- **WHAT YOU WILL DO**: Transcribe the listing in full, excluding any pictures.

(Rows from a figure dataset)
##############################

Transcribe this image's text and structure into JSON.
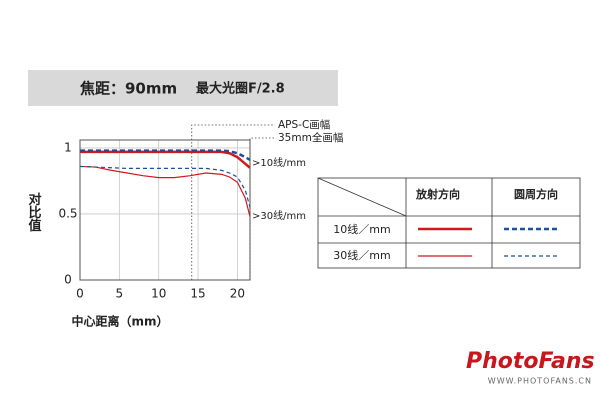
{
  "chart_data": {
    "type": "line",
    "header": [
      "焦距：90mm",
      "最大光圈F/2.8"
    ],
    "x_label": "中心距离（mm）",
    "y_label": "对比值",
    "x": [
      0,
      2,
      4,
      6,
      8,
      10,
      12,
      14,
      16,
      18,
      19,
      20,
      21,
      21.6
    ],
    "series": [
      {
        "color": "#d0191f",
        "width": 2.5,
        "dash": "",
        "values": [
          0.97,
          0.97,
          0.97,
          0.97,
          0.97,
          0.97,
          0.97,
          0.97,
          0.97,
          0.97,
          0.96,
          0.93,
          0.88,
          0.85
        ]
      },
      {
        "color": "#1a4f9c",
        "width": 2.5,
        "dash": "5,3",
        "values": [
          0.98,
          0.98,
          0.98,
          0.98,
          0.98,
          0.98,
          0.98,
          0.98,
          0.98,
          0.98,
          0.975,
          0.96,
          0.93,
          0.91
        ]
      },
      {
        "color": "#d0191f",
        "width": 1.2,
        "dash": "",
        "values": [
          0.86,
          0.855,
          0.83,
          0.81,
          0.79,
          0.775,
          0.775,
          0.79,
          0.81,
          0.8,
          0.78,
          0.74,
          0.62,
          0.48
        ]
      },
      {
        "color": "#1a4f9c",
        "width": 1.2,
        "dash": "4,3",
        "values": [
          0.86,
          0.855,
          0.85,
          0.845,
          0.845,
          0.845,
          0.845,
          0.845,
          0.845,
          0.83,
          0.81,
          0.78,
          0.68,
          0.55
        ]
      }
    ],
    "xlim": [
      0,
      21.6
    ],
    "ylim": [
      0,
      1.06
    ],
    "xticks": [
      0,
      5,
      10,
      15,
      20
    ],
    "yticks": [
      0,
      0.5,
      1
    ],
    "grid": true,
    "markers": [
      {
        "x": 14.2,
        "label": "APS-C画幅"
      },
      {
        "x": 21.6,
        "label": "35mm全画幅"
      }
    ],
    "annotations": [
      ">10线/mm",
      ">30线/mm"
    ],
    "legend": {
      "columns": [
        "放射方向",
        "圆周方向"
      ],
      "rows": [
        "10线／mm",
        "30线／mm"
      ]
    },
    "watermark": [
      "PhotoFans",
      "WWW.PHOTOFANS.CN"
    ]
  }
}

##############################

- **EXPECTED ANSWER**:
Transcribe this image's text and structure into JSON.
{
  "chart_data": {
    "type": "line",
    "header": [
      "焦距：90mm",
      "最大光圈F/2.8"
    ],
    "x_label": "中心距离（mm）",
    "y_label": "对比值",
    "x": [
      0,
      2,
      4,
      6,
      8,
      10,
      12,
      14,
      16,
      18,
      19,
      20,
      21,
      21.6
    ],
    "series": [
      {
        "color": "#d0191f",
        "width": 2.5,
        "dash": "",
        "values": [
          0.97,
          0.97,
          0.97,
          0.97,
          0.97,
          0.97,
          0.97,
          0.97,
          0.97,
          0.97,
          0.96,
          0.93,
          0.88,
          0.85
        ]
      },
      {
        "color": "#1a4f9c",
        "width": 2.5,
        "dash": "5,3",
        "values": [
          0.98,
          0.98,
          0.98,
          0.98,
          0.98,
          0.98,
          0.98,
          0.98,
          0.98,
          0.98,
          0.975,
          0.96,
          0.93,
          0.91
        ]
      },
      {
        "color": "#d0191f",
        "width": 1.2,
        "dash": "",
        "values": [
          0.86,
          0.855,
          0.83,
          0.81,
          0.79,
          0.775,
          0.775,
          0.79,
          0.81,
          0.8,
          0.78,
          0.74,
          0.62,
          0.48
        ]
      },
      {
        "color": "#1a4f9c",
        "width": 1.2,
        "dash": "4,3",
        "values": [
          0.86,
          0.855,
          0.85,
          0.845,
          0.845,
          0.845,
          0.845,
          0.845,
          0.845,
          0.83,
          0.81,
          0.78,
          0.68,
          0.55
        ]
      }
    ],
    "xlim": [
      0,
      21.6
    ],
    "ylim": [
      0,
      1.06
    ],
    "xticks": [
      0,
      5,
      10,
      15,
      20
    ],
    "yticks": [
      0,
      0.5,
      1
    ],
    "grid": true,
    "markers": [
      {
        "x": 14.2,
        "label": "APS-C画幅"
      },
      {
        "x": 21.6,
        "label": "35mm全画幅"
      }
    ],
    "annotations": [
      ">10线/mm",
      ">30线/mm"
    ],
    "legend": {
      "columns": [
        "放射方向",
        "圆周方向"
      ],
      "rows": [
        "10线／mm",
        "30线／mm"
      ]
    },
    "watermark": [
      "PhotoFans",
      "WWW.PHOTOFANS.CN"
    ]
  }
}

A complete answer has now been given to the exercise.